** DIRECTION **
Extract all lines that hold the string "Thermal".
* START DATASET *
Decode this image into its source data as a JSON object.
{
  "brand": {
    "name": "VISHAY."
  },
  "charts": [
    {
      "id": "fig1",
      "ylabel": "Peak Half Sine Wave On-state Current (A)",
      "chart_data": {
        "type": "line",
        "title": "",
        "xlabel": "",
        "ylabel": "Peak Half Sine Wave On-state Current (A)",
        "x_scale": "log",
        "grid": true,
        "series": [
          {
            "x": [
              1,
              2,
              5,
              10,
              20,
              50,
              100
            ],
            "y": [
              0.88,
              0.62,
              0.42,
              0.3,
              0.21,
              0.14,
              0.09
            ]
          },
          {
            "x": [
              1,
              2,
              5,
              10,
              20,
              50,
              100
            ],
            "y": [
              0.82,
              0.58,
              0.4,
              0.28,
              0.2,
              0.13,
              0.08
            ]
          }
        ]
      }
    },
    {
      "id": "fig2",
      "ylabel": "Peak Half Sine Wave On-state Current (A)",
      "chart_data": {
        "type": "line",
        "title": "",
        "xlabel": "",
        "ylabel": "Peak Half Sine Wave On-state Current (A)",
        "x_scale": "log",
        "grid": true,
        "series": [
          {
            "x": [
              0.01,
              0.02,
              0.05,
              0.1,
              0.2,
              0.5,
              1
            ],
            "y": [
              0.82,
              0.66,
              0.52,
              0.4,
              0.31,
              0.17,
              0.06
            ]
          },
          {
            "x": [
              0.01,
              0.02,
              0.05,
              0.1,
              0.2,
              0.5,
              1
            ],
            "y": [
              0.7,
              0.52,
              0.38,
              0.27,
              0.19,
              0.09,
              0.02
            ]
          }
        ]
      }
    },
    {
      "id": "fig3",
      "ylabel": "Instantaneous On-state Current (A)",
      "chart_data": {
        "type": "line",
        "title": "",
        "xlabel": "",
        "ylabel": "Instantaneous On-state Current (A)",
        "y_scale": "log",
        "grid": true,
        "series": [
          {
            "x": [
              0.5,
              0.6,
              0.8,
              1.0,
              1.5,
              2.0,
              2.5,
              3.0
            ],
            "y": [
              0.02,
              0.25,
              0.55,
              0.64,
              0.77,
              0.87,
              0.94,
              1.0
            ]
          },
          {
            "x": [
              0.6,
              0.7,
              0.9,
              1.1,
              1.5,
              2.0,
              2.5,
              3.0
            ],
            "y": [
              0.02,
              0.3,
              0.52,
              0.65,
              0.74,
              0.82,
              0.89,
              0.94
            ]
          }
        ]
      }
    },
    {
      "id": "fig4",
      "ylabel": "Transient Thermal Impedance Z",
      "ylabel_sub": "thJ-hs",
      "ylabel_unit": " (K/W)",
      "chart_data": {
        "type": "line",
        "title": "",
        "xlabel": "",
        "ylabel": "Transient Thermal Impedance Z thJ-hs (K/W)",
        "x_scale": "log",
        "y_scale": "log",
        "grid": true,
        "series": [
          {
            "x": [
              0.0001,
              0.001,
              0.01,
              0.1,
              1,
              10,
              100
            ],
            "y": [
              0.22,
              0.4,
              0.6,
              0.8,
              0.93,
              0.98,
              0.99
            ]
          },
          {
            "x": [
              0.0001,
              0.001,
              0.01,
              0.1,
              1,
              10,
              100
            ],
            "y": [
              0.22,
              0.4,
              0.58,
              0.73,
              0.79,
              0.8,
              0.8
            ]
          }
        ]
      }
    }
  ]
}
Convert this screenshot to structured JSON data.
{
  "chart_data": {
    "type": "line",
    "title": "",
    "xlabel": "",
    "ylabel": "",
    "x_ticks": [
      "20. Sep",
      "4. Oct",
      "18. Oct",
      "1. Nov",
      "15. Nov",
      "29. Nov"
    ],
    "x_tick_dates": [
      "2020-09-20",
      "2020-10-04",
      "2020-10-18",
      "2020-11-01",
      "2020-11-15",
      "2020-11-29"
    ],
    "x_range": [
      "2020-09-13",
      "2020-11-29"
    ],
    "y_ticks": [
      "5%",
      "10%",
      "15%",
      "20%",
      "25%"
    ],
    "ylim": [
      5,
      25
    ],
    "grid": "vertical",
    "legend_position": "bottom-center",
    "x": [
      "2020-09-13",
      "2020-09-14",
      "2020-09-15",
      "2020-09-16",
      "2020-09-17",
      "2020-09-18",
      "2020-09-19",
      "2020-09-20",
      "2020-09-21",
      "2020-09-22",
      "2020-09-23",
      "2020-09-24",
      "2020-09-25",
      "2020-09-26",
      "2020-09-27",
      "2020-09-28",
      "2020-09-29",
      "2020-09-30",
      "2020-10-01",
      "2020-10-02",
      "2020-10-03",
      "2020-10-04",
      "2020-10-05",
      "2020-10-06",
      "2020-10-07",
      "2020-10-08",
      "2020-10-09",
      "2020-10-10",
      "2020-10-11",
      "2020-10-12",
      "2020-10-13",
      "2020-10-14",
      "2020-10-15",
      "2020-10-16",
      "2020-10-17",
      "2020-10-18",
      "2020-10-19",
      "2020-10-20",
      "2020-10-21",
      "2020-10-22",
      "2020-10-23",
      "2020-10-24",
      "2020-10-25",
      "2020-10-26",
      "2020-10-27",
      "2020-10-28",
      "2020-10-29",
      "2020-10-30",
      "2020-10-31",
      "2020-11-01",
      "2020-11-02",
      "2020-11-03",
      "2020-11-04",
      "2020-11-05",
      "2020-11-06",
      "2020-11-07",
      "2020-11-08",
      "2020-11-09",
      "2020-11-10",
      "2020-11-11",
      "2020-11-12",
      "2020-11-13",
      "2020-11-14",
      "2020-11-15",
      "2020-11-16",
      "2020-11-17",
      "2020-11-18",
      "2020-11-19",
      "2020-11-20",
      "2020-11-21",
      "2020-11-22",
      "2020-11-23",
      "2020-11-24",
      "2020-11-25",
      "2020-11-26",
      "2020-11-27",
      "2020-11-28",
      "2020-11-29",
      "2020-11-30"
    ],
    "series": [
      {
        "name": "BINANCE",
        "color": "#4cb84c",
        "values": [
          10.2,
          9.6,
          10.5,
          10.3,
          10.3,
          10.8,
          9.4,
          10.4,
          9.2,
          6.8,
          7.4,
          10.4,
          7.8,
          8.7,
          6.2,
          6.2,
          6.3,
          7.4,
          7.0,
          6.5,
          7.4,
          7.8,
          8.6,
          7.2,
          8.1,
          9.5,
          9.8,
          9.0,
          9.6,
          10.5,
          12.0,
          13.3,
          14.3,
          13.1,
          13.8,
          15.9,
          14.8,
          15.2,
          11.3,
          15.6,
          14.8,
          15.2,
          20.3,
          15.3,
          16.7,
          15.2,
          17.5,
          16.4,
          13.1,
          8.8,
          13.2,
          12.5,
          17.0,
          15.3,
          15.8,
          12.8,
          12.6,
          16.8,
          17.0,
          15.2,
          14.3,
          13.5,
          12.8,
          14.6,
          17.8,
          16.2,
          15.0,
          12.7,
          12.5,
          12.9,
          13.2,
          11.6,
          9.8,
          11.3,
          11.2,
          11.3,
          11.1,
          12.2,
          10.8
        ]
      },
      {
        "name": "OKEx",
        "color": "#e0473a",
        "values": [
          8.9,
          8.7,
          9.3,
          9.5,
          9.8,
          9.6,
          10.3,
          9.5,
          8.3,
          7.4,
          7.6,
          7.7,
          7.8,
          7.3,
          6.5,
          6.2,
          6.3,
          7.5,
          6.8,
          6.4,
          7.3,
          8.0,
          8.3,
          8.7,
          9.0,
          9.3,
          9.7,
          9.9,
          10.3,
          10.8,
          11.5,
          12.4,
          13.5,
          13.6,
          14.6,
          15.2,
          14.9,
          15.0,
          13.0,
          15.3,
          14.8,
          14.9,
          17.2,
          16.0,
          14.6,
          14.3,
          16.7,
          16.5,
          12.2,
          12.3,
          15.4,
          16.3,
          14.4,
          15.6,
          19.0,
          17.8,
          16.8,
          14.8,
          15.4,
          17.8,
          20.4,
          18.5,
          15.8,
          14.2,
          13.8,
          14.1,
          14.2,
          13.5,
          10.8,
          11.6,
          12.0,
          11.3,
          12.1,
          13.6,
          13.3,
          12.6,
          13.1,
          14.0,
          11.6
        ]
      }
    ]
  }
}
* END DATASET *
** THE RESULT **
      "ylabel": "Transient Thermal Impedance Z",
        "ylabel": "Transient Thermal Impedance Z thJ-hs (K/W)",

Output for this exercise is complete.